(The request):
Extract each line of the records below that contains the word "LayoutManagers".

>> begin Data in this exercise

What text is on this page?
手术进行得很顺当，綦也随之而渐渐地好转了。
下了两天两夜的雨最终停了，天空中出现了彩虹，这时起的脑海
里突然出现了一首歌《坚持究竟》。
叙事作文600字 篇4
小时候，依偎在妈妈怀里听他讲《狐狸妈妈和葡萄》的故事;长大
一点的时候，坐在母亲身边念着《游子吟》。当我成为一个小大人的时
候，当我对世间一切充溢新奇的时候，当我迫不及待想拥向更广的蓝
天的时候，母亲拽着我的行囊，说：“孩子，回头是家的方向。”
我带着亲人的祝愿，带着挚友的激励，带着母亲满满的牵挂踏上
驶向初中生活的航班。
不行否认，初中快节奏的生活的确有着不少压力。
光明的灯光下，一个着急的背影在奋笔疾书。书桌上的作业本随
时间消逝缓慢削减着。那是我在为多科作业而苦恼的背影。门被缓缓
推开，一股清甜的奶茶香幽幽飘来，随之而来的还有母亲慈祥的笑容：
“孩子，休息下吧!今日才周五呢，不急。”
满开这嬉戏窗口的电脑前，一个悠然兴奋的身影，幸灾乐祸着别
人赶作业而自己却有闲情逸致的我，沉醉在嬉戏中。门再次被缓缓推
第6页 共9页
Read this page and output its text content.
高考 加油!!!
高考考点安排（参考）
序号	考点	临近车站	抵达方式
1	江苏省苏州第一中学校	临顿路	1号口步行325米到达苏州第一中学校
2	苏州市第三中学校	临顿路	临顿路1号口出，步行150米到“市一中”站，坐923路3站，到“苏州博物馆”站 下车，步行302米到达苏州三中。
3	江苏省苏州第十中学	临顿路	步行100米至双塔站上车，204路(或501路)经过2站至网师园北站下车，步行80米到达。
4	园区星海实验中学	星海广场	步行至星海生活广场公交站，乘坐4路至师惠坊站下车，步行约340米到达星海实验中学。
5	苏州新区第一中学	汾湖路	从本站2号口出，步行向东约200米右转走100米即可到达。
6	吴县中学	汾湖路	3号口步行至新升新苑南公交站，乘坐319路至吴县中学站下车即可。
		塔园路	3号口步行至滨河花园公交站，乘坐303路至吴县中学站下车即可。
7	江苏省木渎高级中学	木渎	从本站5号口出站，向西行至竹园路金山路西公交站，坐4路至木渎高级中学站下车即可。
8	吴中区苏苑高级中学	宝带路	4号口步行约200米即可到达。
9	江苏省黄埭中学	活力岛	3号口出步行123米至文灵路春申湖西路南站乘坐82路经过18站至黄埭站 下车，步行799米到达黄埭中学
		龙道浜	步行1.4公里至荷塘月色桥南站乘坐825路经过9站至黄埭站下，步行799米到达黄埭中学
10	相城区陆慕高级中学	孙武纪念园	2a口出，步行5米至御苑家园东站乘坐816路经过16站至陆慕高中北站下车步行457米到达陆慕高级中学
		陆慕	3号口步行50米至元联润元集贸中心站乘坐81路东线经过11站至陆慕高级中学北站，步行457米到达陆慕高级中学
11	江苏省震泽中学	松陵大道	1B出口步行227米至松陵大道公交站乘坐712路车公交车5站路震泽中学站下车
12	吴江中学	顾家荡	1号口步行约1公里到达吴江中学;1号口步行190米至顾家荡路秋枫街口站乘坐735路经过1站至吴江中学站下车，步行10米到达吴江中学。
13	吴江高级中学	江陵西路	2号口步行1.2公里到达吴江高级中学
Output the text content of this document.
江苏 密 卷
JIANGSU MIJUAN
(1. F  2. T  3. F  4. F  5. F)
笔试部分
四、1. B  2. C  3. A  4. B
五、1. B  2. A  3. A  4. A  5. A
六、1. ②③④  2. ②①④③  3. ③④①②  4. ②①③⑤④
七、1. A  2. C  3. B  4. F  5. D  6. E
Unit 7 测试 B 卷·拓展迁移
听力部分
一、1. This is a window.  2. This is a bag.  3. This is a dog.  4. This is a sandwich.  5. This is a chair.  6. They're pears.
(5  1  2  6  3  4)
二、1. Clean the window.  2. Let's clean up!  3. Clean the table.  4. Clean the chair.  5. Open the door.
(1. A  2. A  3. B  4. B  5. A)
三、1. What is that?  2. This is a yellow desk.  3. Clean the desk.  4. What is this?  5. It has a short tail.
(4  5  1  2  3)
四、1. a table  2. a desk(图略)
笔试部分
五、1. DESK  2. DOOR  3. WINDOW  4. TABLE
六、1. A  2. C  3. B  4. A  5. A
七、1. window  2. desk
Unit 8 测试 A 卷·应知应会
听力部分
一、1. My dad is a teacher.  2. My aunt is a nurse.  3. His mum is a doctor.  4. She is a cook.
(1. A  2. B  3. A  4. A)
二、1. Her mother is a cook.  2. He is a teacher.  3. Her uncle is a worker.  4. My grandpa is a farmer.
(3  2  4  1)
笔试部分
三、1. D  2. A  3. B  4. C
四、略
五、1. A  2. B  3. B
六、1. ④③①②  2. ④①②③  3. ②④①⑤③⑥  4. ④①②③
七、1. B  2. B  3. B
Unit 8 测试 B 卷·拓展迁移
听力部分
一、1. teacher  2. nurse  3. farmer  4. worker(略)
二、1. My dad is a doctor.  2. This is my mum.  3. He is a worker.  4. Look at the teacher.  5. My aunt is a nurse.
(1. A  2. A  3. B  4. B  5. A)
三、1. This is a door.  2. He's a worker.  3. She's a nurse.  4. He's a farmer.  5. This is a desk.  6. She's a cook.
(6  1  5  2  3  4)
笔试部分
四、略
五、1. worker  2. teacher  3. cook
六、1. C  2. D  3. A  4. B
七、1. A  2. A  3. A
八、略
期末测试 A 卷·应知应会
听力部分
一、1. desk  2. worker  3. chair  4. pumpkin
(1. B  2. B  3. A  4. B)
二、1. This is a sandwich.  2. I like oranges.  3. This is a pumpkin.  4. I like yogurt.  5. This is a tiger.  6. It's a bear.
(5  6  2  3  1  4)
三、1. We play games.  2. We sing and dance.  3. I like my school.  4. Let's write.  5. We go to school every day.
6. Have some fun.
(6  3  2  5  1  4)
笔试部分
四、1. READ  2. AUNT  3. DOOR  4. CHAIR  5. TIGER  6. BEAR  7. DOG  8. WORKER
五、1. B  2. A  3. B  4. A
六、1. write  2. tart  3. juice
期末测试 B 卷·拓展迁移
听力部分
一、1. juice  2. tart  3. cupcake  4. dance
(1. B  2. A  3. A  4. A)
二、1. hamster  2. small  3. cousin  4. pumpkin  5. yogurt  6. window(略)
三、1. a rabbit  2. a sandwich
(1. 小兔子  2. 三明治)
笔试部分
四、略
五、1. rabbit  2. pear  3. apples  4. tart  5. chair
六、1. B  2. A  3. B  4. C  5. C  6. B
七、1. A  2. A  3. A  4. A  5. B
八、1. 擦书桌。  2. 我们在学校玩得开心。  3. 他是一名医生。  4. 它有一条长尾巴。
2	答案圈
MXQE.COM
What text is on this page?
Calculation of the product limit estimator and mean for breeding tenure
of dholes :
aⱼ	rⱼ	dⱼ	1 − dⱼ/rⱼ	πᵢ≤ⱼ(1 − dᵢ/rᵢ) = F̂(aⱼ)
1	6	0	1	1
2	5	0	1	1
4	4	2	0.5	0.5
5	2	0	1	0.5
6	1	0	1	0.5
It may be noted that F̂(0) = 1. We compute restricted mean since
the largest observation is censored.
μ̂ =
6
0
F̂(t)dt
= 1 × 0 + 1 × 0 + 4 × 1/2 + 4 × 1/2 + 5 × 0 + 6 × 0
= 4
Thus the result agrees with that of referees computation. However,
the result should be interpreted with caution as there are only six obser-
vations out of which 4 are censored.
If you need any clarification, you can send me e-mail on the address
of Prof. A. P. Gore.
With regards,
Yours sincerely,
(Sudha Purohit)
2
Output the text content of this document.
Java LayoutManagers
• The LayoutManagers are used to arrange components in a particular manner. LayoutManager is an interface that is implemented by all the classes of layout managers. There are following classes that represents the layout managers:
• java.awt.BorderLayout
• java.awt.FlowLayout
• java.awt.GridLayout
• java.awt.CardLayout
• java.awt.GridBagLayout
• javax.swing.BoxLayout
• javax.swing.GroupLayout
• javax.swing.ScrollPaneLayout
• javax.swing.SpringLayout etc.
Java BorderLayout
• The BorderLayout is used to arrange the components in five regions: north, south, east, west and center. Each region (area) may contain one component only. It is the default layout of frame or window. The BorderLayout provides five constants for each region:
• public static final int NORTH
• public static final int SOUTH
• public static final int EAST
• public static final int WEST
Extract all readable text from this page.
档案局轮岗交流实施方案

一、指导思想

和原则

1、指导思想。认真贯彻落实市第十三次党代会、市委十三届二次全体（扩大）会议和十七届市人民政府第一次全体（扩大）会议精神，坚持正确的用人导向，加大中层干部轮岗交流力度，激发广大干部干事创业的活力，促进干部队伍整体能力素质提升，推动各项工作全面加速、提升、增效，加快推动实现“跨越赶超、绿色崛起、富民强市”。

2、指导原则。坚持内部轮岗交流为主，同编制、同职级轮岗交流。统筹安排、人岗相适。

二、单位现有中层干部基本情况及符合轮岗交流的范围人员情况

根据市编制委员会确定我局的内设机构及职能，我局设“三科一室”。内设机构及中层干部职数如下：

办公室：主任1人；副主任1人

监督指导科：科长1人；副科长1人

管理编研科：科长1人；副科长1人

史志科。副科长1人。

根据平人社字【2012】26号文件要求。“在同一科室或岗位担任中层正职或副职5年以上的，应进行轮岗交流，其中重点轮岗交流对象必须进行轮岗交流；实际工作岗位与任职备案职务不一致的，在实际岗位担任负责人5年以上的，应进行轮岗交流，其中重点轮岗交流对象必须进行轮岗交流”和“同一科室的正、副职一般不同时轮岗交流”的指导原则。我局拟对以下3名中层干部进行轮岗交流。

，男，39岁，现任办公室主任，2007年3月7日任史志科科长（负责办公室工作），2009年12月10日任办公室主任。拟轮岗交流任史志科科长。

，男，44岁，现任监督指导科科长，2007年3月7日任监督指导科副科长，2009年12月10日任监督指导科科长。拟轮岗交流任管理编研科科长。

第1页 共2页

>> end Data in this exercise

(Worked answer):
Java LayoutManagers
• The LayoutManagers are used to arrange components in a particular manner. LayoutManager is an interface that is implemented by all the classes of layout managers. There are following classes that represents the layout managers:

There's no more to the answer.